■ **DATA EXCERPTS**:
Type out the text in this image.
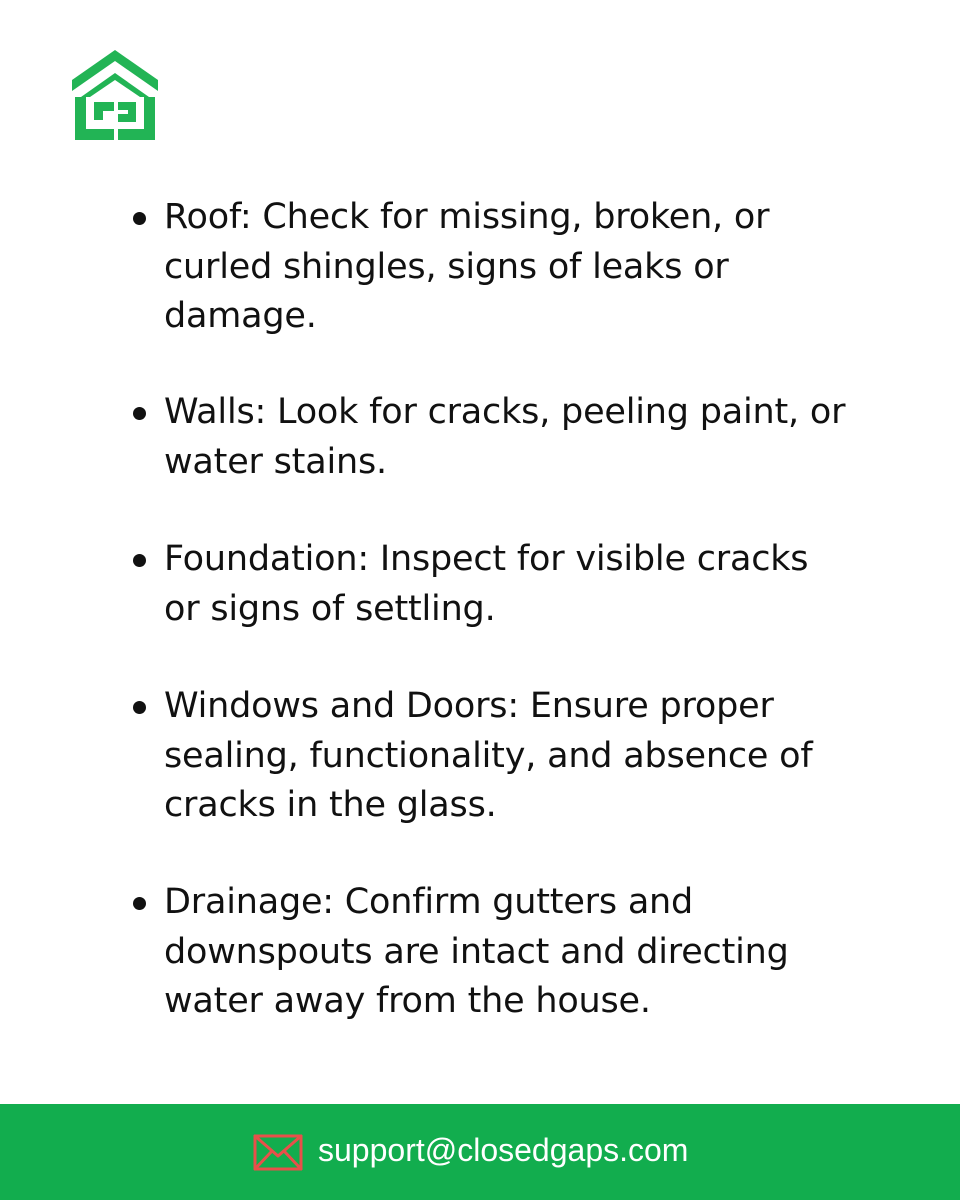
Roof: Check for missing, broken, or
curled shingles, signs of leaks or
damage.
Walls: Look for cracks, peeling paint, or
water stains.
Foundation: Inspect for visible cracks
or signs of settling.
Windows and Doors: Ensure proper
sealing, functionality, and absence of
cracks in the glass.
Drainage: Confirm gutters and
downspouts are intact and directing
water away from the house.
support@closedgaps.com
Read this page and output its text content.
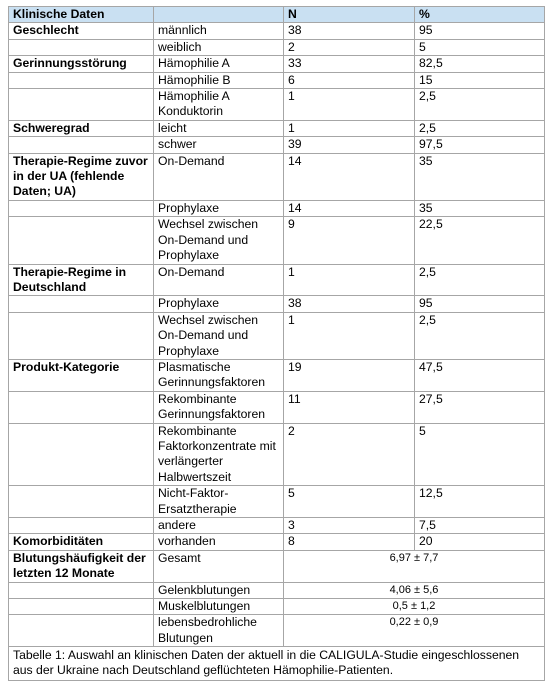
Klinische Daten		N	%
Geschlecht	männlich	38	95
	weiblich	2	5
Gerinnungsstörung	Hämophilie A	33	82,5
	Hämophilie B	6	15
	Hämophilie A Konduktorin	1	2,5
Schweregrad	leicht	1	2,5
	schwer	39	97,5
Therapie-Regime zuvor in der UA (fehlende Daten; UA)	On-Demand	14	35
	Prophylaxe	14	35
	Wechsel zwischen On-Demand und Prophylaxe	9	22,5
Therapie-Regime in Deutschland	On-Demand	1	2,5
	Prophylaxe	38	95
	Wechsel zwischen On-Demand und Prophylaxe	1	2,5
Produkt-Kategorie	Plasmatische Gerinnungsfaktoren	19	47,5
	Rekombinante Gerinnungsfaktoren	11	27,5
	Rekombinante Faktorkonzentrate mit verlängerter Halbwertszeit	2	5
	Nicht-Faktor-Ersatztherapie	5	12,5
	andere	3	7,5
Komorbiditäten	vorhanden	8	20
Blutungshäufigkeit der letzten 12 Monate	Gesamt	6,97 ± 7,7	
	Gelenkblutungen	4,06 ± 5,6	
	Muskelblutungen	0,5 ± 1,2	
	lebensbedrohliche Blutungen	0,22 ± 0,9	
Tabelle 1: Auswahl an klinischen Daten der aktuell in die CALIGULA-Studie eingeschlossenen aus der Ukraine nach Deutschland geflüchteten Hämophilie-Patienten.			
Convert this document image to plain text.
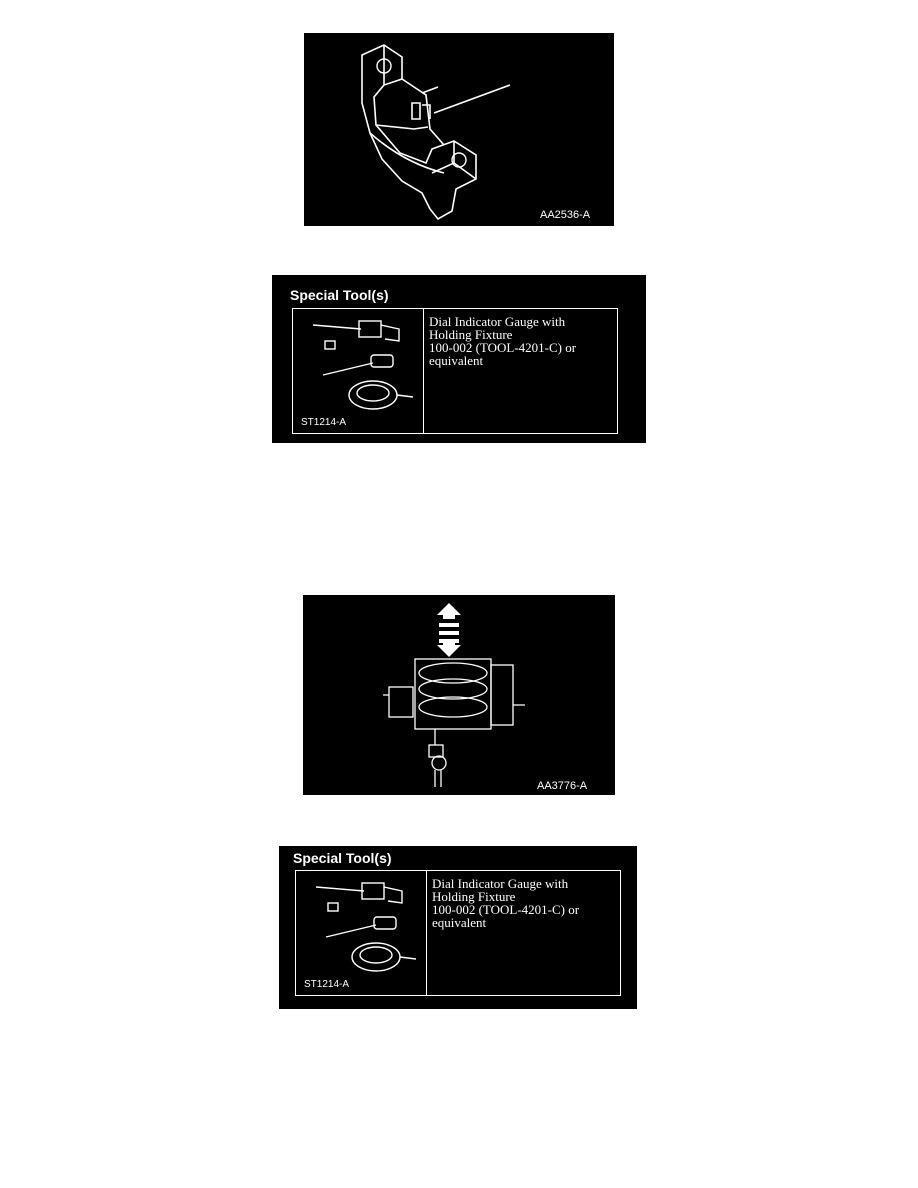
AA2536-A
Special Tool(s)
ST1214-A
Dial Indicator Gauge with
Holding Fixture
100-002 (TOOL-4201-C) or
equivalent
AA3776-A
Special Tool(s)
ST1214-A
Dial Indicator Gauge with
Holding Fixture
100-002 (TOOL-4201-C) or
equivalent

■ **STATED PROBLEM**:
Go through the entries above and print each one exactly, minus the pictures.

■ **THE ANSWER**:
Type out the text in this image.
Roof: Check for missing, broken, or
curled shingles, signs of leaks or
damage.
Walls: Look for cracks, peeling paint, or
water stains.
Foundation: Inspect for visible cracks
or signs of settling.
Windows and Doors: Ensure proper
sealing, functionality, and absence of
cracks in the glass.
Drainage: Confirm gutters and
downspouts are intact and directing
water away from the house.
support@closedgaps.com
Read this page and output its text content.
Klinische Daten		N	%
Geschlecht	männlich	38	95
	weiblich	2	5
Gerinnungsstörung	Hämophilie A	33	82,5
	Hämophilie B	6	15
	Hämophilie A Konduktorin	1	2,5
Schweregrad	leicht	1	2,5
	schwer	39	97,5
Therapie-Regime zuvor in der UA (fehlende Daten; UA)	On-Demand	14	35
	Prophylaxe	14	35
	Wechsel zwischen On-Demand und Prophylaxe	9	22,5
Therapie-Regime in Deutschland	On-Demand	1	2,5
	Prophylaxe	38	95
	Wechsel zwischen On-Demand und Prophylaxe	1	2,5
Produkt-Kategorie	Plasmatische Gerinnungsfaktoren	19	47,5
	Rekombinante Gerinnungsfaktoren	11	27,5
	Rekombinante Faktorkonzentrate mit verlängerter Halbwertszeit	2	5
	Nicht-Faktor-Ersatztherapie	5	12,5
	andere	3	7,5
Komorbiditäten	vorhanden	8	20
Blutungshäufigkeit der letzten 12 Monate	Gesamt	6,97 ± 7,7	
	Gelenkblutungen	4,06 ± 5,6	
	Muskelblutungen	0,5 ± 1,2	
	lebensbedrohliche Blutungen	0,22 ± 0,9	
Tabelle 1: Auswahl an klinischen Daten der aktuell in die CALIGULA-Studie eingeschlossenen aus der Ukraine nach Deutschland geflüchteten Hämophilie-Patienten.			
Convert this document image to plain text.
AA2536-A
Special Tool(s)
ST1214-A
Dial Indicator Gauge with
Holding Fixture
100-002 (TOOL-4201-C) or
equivalent
AA3776-A
Special Tool(s)
ST1214-A
Dial Indicator Gauge with
Holding Fixture
100-002 (TOOL-4201-C) or
equivalent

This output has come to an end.